Leave out the pictures and copy everything else below exactly.

+ + +

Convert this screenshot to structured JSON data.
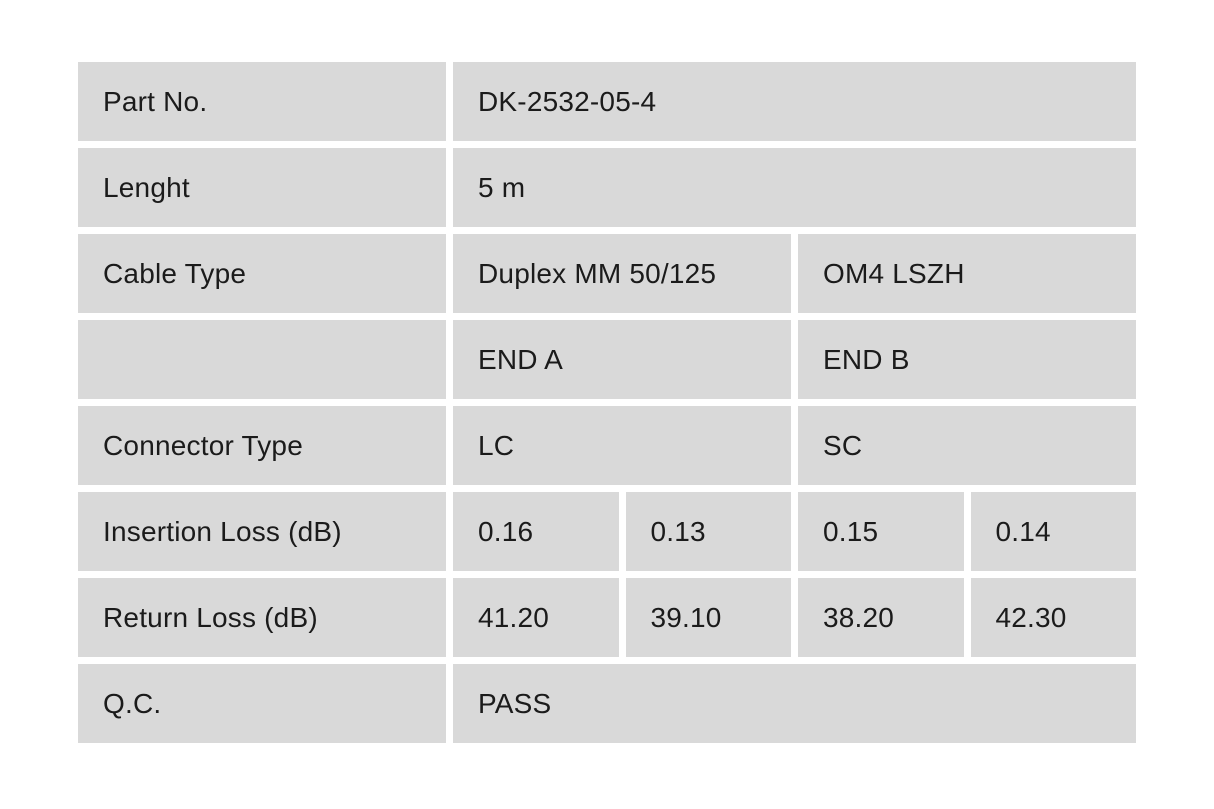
{
  "table": {
    "cell_bg": "#d9d9d9",
    "gap_color": "#ffffff",
    "text_color": "#1b1b1b",
    "rows": [
      {
        "label": "Part No.",
        "cells": [
          {
            "text": "DK-2532-05-4",
            "span": 4
          }
        ]
      },
      {
        "label": "Lenght",
        "cells": [
          {
            "text": "5 m",
            "span": 4
          }
        ]
      },
      {
        "label": "Cable Type",
        "cells": [
          {
            "text": "Duplex MM 50/125",
            "span": 2
          },
          {
            "text": "OM4 LSZH",
            "span": 2
          }
        ]
      },
      {
        "label": "",
        "cells": [
          {
            "text": "END A",
            "span": 2
          },
          {
            "text": "END B",
            "span": 2
          }
        ]
      },
      {
        "label": "Connector Type",
        "cells": [
          {
            "text": "LC",
            "span": 2
          },
          {
            "text": "SC",
            "span": 2
          }
        ]
      },
      {
        "label": "Insertion Loss (dB)",
        "cells": [
          {
            "text": "0.16",
            "span": 1
          },
          {
            "text": "0.13",
            "span": 1
          },
          {
            "text": "0.15",
            "span": 1
          },
          {
            "text": "0.14",
            "span": 1
          }
        ]
      },
      {
        "label": "Return Loss (dB)",
        "cells": [
          {
            "text": "41.20",
            "span": 1
          },
          {
            "text": "39.10",
            "span": 1
          },
          {
            "text": "38.20",
            "span": 1
          },
          {
            "text": "42.30",
            "span": 1
          }
        ]
      },
      {
        "label": "Q.C.",
        "cells": [
          {
            "text": "PASS",
            "span": 4
          }
        ]
      }
    ]
  }
}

+ + +

## Response to this exercise
Convert this screenshot to structured JSON data.
{
  "table": {
    "cell_bg": "#d9d9d9",
    "gap_color": "#ffffff",
    "text_color": "#1b1b1b",
    "rows": [
      {
        "label": "Part No.",
        "cells": [
          {
            "text": "DK-2532-05-4",
            "span": 4
          }
        ]
      },
      {
        "label": "Lenght",
        "cells": [
          {
            "text": "5 m",
            "span": 4
          }
        ]
      },
      {
        "label": "Cable Type",
        "cells": [
          {
            "text": "Duplex MM 50/125",
            "span": 2
          },
          {
            "text": "OM4 LSZH",
            "span": 2
          }
        ]
      },
      {
        "label": "",
        "cells": [
          {
            "text": "END A",
            "span": 2
          },
          {
            "text": "END B",
            "span": 2
          }
        ]
      },
      {
        "label": "Connector Type",
        "cells": [
          {
            "text": "LC",
            "span": 2
          },
          {
            "text": "SC",
            "span": 2
          }
        ]
      },
      {
        "label": "Insertion Loss (dB)",
        "cells": [
          {
            "text": "0.16",
            "span": 1
          },
          {
            "text": "0.13",
            "span": 1
          },
          {
            "text": "0.15",
            "span": 1
          },
          {
            "text": "0.14",
            "span": 1
          }
        ]
      },
      {
        "label": "Return Loss (dB)",
        "cells": [
          {
            "text": "41.20",
            "span": 1
          },
          {
            "text": "39.10",
            "span": 1
          },
          {
            "text": "38.20",
            "span": 1
          },
          {
            "text": "42.30",
            "span": 1
          }
        ]
      },
      {
        "label": "Q.C.",
        "cells": [
          {
            "text": "PASS",
            "span": 4
          }
        ]
      }
    ]
  }
}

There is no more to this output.